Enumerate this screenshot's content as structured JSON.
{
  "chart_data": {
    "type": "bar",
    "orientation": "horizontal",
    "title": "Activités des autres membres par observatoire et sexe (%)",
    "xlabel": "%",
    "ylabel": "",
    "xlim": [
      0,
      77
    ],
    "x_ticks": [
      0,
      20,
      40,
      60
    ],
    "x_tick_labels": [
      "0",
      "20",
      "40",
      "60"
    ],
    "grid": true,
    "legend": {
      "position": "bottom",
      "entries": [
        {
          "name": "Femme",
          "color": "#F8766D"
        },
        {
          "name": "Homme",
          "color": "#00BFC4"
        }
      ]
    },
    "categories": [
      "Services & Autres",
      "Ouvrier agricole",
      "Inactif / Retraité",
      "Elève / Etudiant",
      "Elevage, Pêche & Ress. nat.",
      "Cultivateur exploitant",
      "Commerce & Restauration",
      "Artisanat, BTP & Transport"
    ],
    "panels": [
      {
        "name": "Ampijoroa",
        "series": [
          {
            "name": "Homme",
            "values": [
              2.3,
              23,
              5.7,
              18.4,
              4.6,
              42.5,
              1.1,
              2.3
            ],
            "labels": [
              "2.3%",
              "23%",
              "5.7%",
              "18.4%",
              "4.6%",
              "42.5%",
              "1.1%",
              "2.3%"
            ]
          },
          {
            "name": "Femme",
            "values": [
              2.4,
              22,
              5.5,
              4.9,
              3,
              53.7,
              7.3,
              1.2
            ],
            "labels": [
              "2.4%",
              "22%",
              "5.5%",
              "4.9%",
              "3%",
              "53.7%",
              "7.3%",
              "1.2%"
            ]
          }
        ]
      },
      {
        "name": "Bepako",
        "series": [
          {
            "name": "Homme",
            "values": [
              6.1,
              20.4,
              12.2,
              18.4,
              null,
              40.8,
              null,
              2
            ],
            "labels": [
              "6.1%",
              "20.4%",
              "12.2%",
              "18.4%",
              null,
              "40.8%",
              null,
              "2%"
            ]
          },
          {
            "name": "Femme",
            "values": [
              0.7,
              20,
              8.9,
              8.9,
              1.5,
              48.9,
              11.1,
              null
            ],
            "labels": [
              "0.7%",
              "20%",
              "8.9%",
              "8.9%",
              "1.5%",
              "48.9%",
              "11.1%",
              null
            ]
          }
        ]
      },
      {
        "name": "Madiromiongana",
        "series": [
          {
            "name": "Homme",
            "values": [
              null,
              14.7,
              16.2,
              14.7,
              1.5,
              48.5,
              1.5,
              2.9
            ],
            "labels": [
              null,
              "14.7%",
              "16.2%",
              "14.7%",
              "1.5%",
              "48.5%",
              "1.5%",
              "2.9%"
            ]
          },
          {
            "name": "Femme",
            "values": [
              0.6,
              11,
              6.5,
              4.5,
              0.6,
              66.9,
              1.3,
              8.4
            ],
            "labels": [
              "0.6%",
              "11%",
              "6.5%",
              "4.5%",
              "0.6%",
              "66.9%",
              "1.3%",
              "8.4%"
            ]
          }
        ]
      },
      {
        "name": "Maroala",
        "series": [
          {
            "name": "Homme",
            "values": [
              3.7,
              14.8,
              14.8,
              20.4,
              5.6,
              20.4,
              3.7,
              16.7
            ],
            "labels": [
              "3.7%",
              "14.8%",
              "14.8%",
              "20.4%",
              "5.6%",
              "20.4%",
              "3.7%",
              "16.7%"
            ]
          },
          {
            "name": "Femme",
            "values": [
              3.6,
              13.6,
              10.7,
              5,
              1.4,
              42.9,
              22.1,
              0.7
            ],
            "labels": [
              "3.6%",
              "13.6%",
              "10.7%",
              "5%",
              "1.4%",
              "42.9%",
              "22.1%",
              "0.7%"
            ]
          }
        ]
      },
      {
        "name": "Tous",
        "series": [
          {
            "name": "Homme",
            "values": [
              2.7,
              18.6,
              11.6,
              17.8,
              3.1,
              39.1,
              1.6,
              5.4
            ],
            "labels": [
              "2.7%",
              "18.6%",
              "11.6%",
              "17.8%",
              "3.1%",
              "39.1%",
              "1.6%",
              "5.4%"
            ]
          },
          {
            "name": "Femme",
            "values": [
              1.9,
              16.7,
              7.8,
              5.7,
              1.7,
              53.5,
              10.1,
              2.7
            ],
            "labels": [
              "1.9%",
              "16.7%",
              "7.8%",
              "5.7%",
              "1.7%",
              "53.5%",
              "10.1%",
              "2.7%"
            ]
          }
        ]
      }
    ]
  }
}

|---|

Task details » Each record must be returned exactly as it is written.

Finished answer »
Enumerate this screenshot's content as structured JSON.
{
  "chart_data": {
    "type": "bar",
    "orientation": "horizontal",
    "title": "Activités des autres membres par observatoire et sexe (%)",
    "xlabel": "%",
    "ylabel": "",
    "xlim": [
      0,
      77
    ],
    "x_ticks": [
      0,
      20,
      40,
      60
    ],
    "x_tick_labels": [
      "0",
      "20",
      "40",
      "60"
    ],
    "grid": true,
    "legend": {
      "position": "bottom",
      "entries": [
        {
          "name": "Femme",
          "color": "#F8766D"
        },
        {
          "name": "Homme",
          "color": "#00BFC4"
        }
      ]
    },
    "categories": [
      "Services & Autres",
      "Ouvrier agricole",
      "Inactif / Retraité",
      "Elève / Etudiant",
      "Elevage, Pêche & Ress. nat.",
      "Cultivateur exploitant",
      "Commerce & Restauration",
      "Artisanat, BTP & Transport"
    ],
    "panels": [
      {
        "name": "Ampijoroa",
        "series": [
          {
            "name": "Homme",
            "values": [
              2.3,
              23,
              5.7,
              18.4,
              4.6,
              42.5,
              1.1,
              2.3
            ],
            "labels": [
              "2.3%",
              "23%",
              "5.7%",
              "18.4%",
              "4.6%",
              "42.5%",
              "1.1%",
              "2.3%"
            ]
          },
          {
            "name": "Femme",
            "values": [
              2.4,
              22,
              5.5,
              4.9,
              3,
              53.7,
              7.3,
              1.2
            ],
            "labels": [
              "2.4%",
              "22%",
              "5.5%",
              "4.9%",
              "3%",
              "53.7%",
              "7.3%",
              "1.2%"
            ]
          }
        ]
      },
      {
        "name": "Bepako",
        "series": [
          {
            "name": "Homme",
            "values": [
              6.1,
              20.4,
              12.2,
              18.4,
              null,
              40.8,
              null,
              2
            ],
            "labels": [
              "6.1%",
              "20.4%",
              "12.2%",
              "18.4%",
              null,
              "40.8%",
              null,
              "2%"
            ]
          },
          {
            "name": "Femme",
            "values": [
              0.7,
              20,
              8.9,
              8.9,
              1.5,
              48.9,
              11.1,
              null
            ],
            "labels": [
              "0.7%",
              "20%",
              "8.9%",
              "8.9%",
              "1.5%",
              "48.9%",
              "11.1%",
              null
            ]
          }
        ]
      },
      {
        "name": "Madiromiongana",
        "series": [
          {
            "name": "Homme",
            "values": [
              null,
              14.7,
              16.2,
              14.7,
              1.5,
              48.5,
              1.5,
              2.9
            ],
            "labels": [
              null,
              "14.7%",
              "16.2%",
              "14.7%",
              "1.5%",
              "48.5%",
              "1.5%",
              "2.9%"
            ]
          },
          {
            "name": "Femme",
            "values": [
              0.6,
              11,
              6.5,
              4.5,
              0.6,
              66.9,
              1.3,
              8.4
            ],
            "labels": [
              "0.6%",
              "11%",
              "6.5%",
              "4.5%",
              "0.6%",
              "66.9%",
              "1.3%",
              "8.4%"
            ]
          }
        ]
      },
      {
        "name": "Maroala",
        "series": [
          {
            "name": "Homme",
            "values": [
              3.7,
              14.8,
              14.8,
              20.4,
              5.6,
              20.4,
              3.7,
              16.7
            ],
            "labels": [
              "3.7%",
              "14.8%",
              "14.8%",
              "20.4%",
              "5.6%",
              "20.4%",
              "3.7%",
              "16.7%"
            ]
          },
          {
            "name": "Femme",
            "values": [
              3.6,
              13.6,
              10.7,
              5,
              1.4,
              42.9,
              22.1,
              0.7
            ],
            "labels": [
              "3.6%",
              "13.6%",
              "10.7%",
              "5%",
              "1.4%",
              "42.9%",
              "22.1%",
              "0.7%"
            ]
          }
        ]
      },
      {
        "name": "Tous",
        "series": [
          {
            "name": "Homme",
            "values": [
              2.7,
              18.6,
              11.6,
              17.8,
              3.1,
              39.1,
              1.6,
              5.4
            ],
            "labels": [
              "2.7%",
              "18.6%",
              "11.6%",
              "17.8%",
              "3.1%",
              "39.1%",
              "1.6%",
              "5.4%"
            ]
          },
          {
            "name": "Femme",
            "values": [
              1.9,
              16.7,
              7.8,
              5.7,
              1.7,
              53.5,
              10.1,
              2.7
            ],
            "labels": [
              "1.9%",
              "16.7%",
              "7.8%",
              "5.7%",
              "1.7%",
              "53.5%",
              "10.1%",
              "2.7%"
            ]
          }
        ]
      }
    ]
  }
}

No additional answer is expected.